* **PASSAGE PROVIDED**
---*---
Data Exploration and Analysis of Nike Shoes
The skills I demoed here can be learned through taking Data Science with Machine Learning bootcamp with NYC Data Science Academy.
Github Repo | LinkedIn
Nike is an iconic brand of shoes that has arguably become one of the most recognizable in its market. It's perceived by data, worldwide as a very premium and high quality brand, an image Nike carefully cultivates.
For this project I'm working from the perspective of a potential competitor who would like to understand Nike's offering. Some of the things we will look to analyze are its product categories, pricing structure, distribution of its offer, distribution of reviews, how the product is marketed, what their customers are saying, how different measures impact customer satisfaction, among others.
To acquire the data I used the Selenium package for Python to scrape information directly from the Nike website. The program parsed through the men's and women's shoe sections to gather the following information:
- Product gender (men or woman), title, URL, category, price, and description.
- Number of reviews.
- Average rating for the product based on the reviews.
- Average score for three measures that Nike allows users to input: size, comfort, and durability.
- Individual review's title, score, body, and date.
From this I was able to successfully gather data on 734 out of 739 men's products and 518 out of 523 woman's products, which represent 99.2% of all the shoe products on their website. I also gathered 35,519 reviews.
---*---
* **SUPPLIED MATERIAL**

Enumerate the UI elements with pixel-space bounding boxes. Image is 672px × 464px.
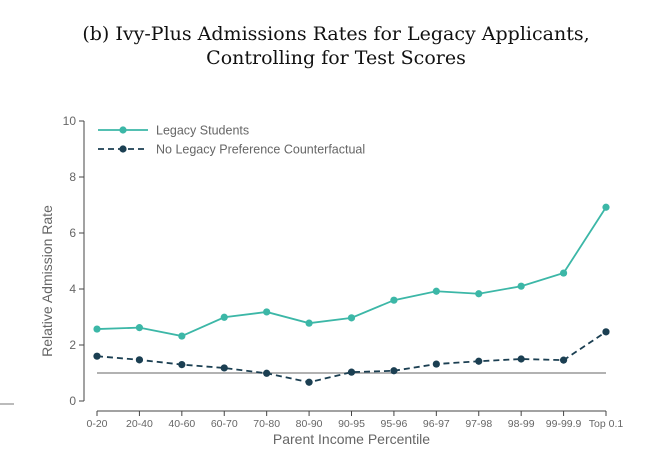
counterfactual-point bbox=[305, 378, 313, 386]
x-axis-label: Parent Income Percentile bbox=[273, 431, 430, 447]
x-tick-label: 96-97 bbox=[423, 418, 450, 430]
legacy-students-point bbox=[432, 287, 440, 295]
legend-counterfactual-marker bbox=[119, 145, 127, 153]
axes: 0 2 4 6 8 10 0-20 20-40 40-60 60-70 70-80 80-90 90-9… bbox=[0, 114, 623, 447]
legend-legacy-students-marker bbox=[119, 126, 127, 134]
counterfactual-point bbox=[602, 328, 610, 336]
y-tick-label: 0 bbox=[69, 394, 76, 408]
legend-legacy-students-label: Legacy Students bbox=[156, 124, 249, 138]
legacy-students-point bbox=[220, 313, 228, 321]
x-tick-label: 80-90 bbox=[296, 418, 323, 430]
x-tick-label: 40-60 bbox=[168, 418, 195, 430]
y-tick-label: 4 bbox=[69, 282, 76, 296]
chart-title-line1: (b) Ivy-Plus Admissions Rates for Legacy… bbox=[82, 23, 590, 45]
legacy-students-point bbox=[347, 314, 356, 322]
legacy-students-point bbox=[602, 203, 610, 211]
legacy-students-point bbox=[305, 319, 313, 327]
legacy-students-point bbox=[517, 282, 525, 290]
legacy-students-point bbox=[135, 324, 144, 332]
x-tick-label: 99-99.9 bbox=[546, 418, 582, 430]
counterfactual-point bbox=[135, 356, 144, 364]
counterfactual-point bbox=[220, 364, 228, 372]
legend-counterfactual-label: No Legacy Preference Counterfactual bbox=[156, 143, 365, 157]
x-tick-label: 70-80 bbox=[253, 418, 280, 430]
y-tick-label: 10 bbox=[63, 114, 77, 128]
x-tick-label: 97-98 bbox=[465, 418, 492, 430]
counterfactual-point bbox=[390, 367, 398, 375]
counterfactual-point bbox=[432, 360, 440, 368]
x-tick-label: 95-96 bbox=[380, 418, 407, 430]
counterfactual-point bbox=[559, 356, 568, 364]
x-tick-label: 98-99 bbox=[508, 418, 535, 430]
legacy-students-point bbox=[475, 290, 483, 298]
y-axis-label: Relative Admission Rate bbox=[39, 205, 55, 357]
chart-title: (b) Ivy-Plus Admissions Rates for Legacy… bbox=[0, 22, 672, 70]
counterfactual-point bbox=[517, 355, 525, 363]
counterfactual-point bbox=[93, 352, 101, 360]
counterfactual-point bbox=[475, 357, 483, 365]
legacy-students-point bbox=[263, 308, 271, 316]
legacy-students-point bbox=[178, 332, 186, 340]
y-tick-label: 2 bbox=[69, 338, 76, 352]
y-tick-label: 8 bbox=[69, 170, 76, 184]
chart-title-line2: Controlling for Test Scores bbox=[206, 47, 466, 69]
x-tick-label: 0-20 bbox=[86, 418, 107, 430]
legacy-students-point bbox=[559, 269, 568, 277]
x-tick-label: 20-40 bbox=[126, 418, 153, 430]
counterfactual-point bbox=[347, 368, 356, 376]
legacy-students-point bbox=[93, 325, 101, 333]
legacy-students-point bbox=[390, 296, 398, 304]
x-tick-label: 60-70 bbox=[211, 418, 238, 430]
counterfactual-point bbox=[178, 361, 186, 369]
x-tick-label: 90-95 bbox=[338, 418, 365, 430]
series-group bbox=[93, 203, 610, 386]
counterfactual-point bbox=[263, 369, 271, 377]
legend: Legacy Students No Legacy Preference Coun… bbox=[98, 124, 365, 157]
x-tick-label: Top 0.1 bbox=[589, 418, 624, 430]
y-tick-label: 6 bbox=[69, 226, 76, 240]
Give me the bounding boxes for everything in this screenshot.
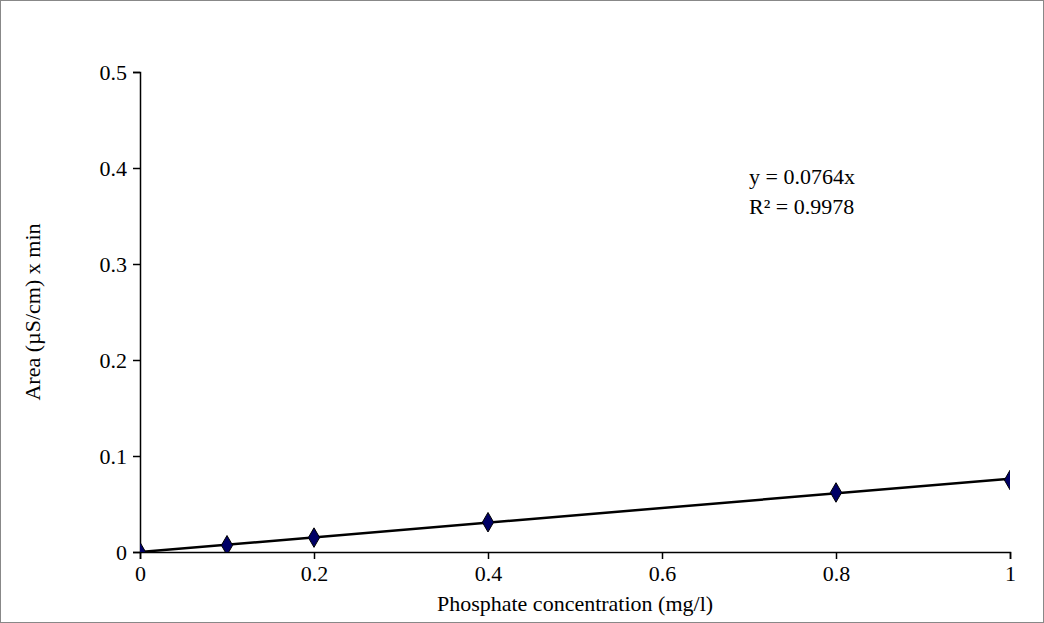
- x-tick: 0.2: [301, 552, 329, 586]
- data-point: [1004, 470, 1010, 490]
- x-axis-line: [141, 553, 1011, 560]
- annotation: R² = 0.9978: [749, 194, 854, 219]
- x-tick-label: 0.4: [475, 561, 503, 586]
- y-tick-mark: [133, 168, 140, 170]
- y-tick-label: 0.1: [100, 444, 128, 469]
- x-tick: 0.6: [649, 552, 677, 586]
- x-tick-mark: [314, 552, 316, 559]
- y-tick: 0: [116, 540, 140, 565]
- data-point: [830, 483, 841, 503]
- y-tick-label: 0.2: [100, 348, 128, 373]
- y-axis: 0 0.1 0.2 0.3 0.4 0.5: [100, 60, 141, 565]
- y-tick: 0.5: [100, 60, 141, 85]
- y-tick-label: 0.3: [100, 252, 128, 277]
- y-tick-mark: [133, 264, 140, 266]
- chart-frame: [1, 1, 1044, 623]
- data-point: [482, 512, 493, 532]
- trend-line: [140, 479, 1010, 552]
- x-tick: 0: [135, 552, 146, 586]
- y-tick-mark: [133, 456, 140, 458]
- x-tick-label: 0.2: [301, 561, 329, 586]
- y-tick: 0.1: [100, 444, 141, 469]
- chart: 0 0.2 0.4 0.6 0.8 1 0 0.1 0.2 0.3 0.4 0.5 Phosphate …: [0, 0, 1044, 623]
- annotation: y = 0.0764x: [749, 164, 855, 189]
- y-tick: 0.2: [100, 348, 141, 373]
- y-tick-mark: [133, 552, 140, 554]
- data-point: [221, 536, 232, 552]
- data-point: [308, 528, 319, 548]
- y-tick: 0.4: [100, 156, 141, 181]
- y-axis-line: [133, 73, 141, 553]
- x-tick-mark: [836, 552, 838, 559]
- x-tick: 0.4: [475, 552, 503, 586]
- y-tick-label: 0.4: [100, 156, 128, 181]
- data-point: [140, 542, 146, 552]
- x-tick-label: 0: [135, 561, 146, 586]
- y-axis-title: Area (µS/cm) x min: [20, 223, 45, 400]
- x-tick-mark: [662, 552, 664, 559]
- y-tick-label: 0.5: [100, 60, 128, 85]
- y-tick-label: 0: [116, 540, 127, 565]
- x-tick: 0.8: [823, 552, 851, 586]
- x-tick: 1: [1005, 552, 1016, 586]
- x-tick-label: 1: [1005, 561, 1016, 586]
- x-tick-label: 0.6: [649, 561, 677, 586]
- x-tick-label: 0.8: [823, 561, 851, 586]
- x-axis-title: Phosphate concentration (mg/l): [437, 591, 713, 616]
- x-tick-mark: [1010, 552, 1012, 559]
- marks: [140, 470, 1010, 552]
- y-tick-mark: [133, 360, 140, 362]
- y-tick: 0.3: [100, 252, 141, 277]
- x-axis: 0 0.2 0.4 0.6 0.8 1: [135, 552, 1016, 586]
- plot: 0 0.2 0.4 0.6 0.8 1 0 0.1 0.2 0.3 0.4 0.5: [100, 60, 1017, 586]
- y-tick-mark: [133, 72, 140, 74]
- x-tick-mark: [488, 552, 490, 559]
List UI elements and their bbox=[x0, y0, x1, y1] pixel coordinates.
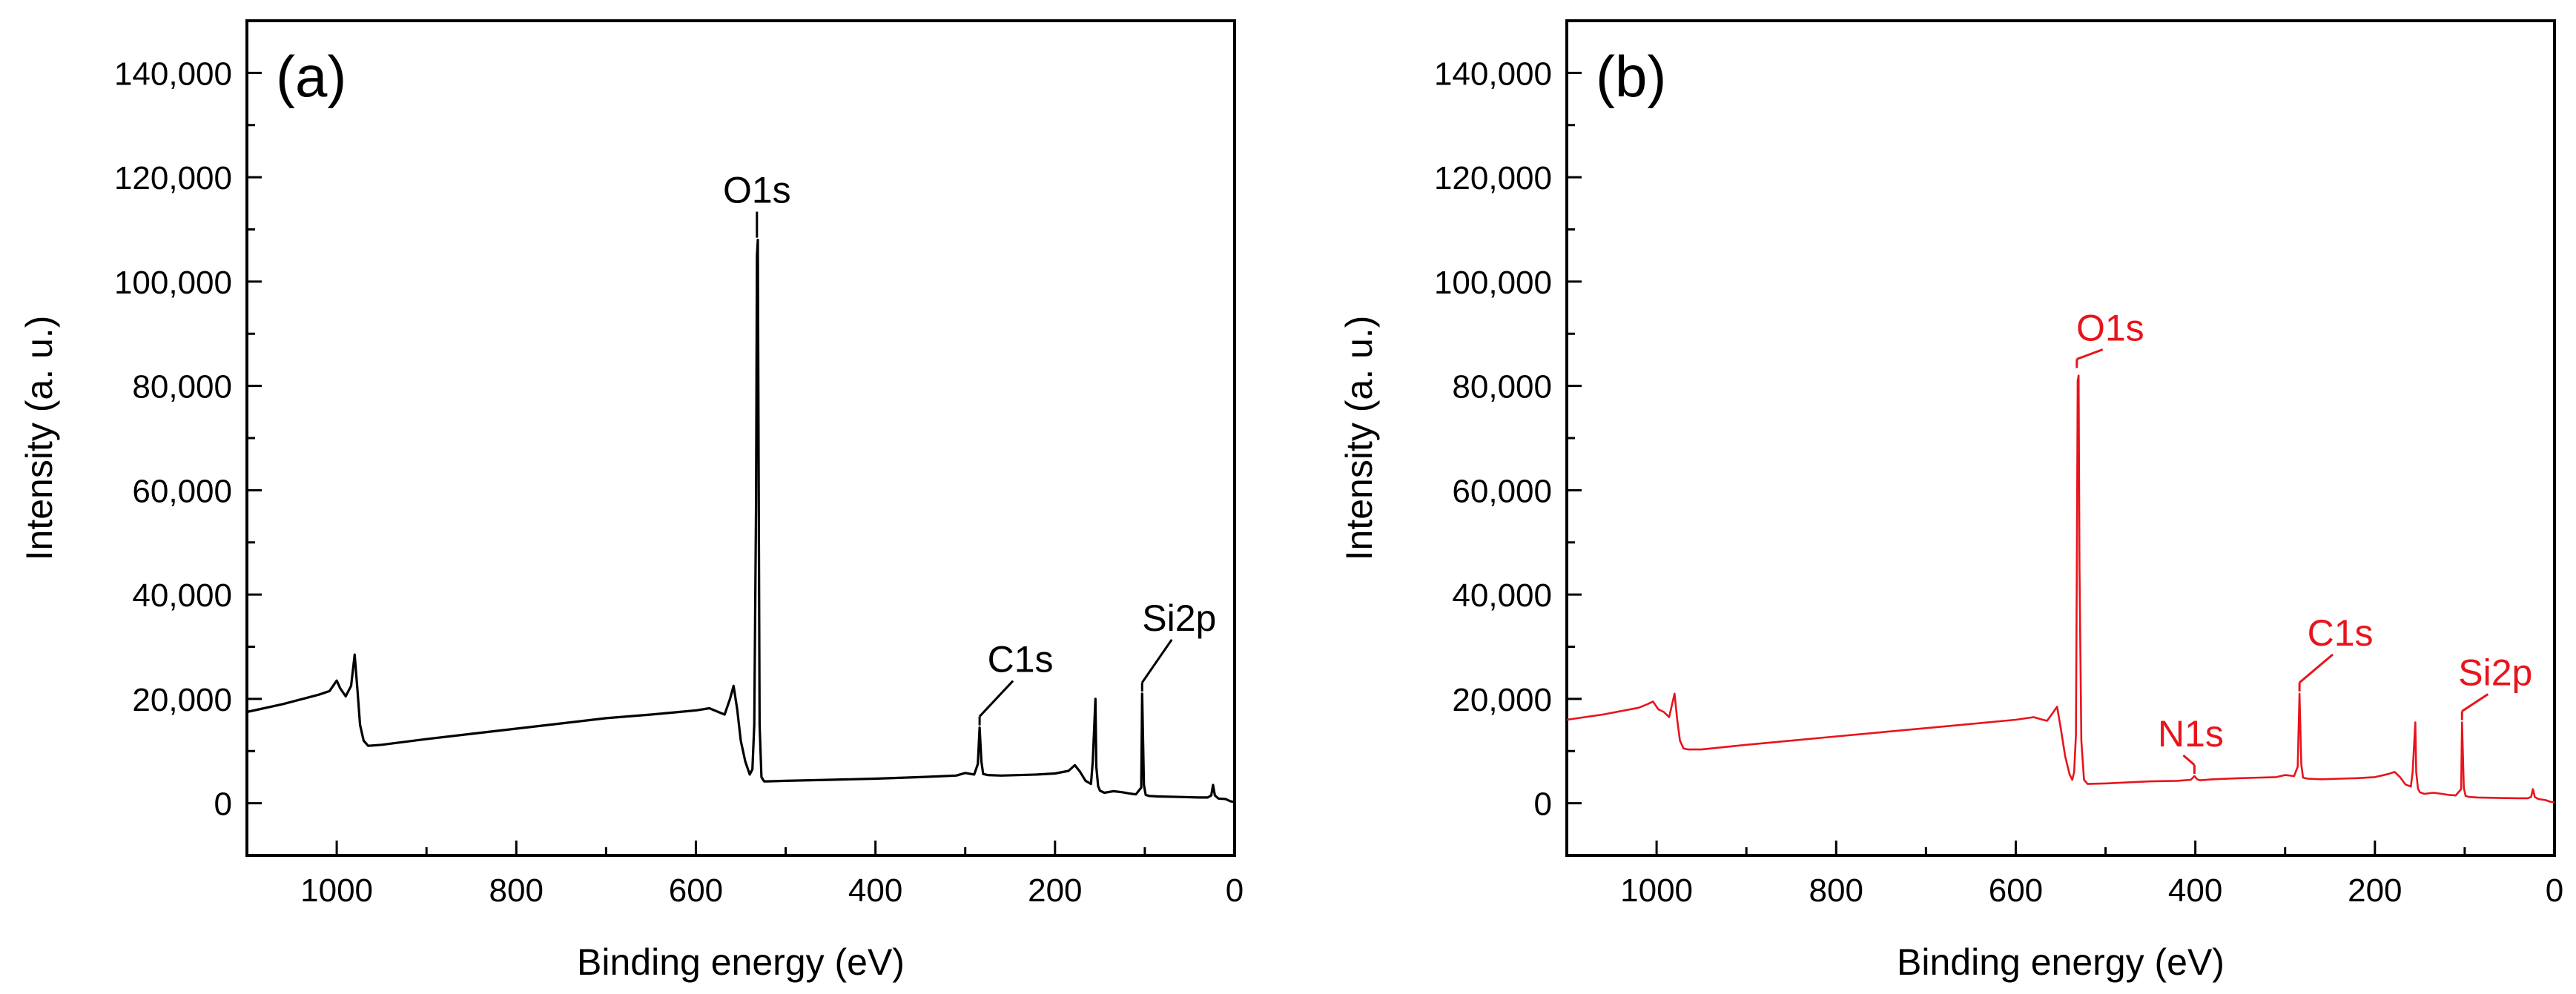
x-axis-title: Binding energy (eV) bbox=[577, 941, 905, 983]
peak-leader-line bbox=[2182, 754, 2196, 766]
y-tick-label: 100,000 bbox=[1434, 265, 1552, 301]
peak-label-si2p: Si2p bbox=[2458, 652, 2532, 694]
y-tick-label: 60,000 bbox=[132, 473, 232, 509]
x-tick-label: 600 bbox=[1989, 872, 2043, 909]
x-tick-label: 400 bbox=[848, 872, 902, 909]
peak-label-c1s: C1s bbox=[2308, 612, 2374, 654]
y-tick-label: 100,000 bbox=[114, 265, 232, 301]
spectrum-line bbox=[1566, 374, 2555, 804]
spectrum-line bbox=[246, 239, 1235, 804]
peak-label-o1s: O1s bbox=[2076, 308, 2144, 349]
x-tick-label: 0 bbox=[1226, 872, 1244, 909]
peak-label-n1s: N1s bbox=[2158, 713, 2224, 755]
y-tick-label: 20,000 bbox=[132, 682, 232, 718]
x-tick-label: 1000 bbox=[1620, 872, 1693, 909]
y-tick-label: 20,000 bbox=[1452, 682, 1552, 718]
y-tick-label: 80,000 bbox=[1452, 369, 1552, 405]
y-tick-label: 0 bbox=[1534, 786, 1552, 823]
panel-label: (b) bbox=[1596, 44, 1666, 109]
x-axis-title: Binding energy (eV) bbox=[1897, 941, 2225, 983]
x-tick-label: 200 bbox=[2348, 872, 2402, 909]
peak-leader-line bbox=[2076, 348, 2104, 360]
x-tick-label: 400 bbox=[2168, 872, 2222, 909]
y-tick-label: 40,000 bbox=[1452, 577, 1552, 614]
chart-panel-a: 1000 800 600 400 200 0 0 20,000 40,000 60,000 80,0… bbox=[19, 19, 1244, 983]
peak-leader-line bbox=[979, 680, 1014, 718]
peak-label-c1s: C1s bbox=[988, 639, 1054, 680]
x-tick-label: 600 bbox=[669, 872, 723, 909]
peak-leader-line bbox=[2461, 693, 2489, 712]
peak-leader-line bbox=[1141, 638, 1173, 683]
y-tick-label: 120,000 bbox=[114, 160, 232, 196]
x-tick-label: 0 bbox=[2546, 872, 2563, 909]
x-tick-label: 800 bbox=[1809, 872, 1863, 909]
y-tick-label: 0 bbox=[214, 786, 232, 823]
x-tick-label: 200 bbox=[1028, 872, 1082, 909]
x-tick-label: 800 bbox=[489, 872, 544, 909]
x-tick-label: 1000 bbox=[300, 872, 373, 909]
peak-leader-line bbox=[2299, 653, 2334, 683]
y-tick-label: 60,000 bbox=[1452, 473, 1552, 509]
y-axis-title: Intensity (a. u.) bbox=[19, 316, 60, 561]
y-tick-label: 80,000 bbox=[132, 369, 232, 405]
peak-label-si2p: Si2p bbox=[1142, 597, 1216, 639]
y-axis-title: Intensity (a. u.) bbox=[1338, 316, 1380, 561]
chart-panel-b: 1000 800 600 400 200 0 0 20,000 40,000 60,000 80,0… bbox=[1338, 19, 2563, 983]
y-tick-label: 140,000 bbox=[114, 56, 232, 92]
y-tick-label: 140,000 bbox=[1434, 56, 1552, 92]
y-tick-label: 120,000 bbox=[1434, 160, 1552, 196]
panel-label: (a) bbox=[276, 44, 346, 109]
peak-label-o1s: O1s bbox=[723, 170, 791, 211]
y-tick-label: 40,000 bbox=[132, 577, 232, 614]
---*---
* **EXERCISE A**
In the Nike shoe analysis, how many reviews were gathered?
* **EXERCISE B**
Pick up the Nike shoe analysis right after its final sentence and keep writing it.

* **EXERCISE RESULT A**
35,519 reviews.

* **EXERCISE RESULT B**
The data needed some cleaning and reorganizing that I will also discuss later, such as grouping redundant or similar categories. For "size" customers could input a value from 0 to 100 where a value of 0 meant the shoe was too small while 100 meant it was too big. In order to be able to run a correlation between this feature and the others, such as rating, we modified it by making 0 a perfect fit (50 on the original slider) while 50 is a bad fit (either 0 or 100 on the original slider). I choose to do this for the sake of simplicity, although I lost the ability to see if the incorrect fit was due to it being too large or small.
Questions and Data Analysis
Some of the questions we will be asking in this section are:
- How are the products and reviews distributed by gender and category?
- What's the price distribution of the products for each category and gender?
- How are the reviews distributed, and what are the top reviews categories by gender?
- How have the reviews evolved over time in general and by the top categories?
- Are the numerical variables correlated, and what we can infer from this?.
After this section we will do some Natural Language Processing analysis where we will ask some other questions relating to the text scrapped.
Regarding our first question, we will first take a look at the distribution by products available on the website.
Products by Gender Data
We can see that there are slightly more products for men, as they represent 58.6% of all shoes available.
There were over 125 categories, but many were redundant or similar. Consequently, I had to do some data cleaning to group them by use. On that basis, we are able to determine that the top 4 categories out of 29 categories, represent over 70% of their shoe products. That indicates those categories must be of great importance to their strategic plan.
Our most frequent category, for both men and women, is what Nike refers to "Lifestyle Shoes." Those are shoes that are purchased mostly for their aesthetic qualities and not their use for a particular activity or sport. Basically, they are everyday shoes that are targeted to individuals with different tastes and styles.
Some other very popular categories include soccer, basketball, and running shoes. That indicates that Nike does value the sports-centered markets and so produces a large number of shoesfor that use.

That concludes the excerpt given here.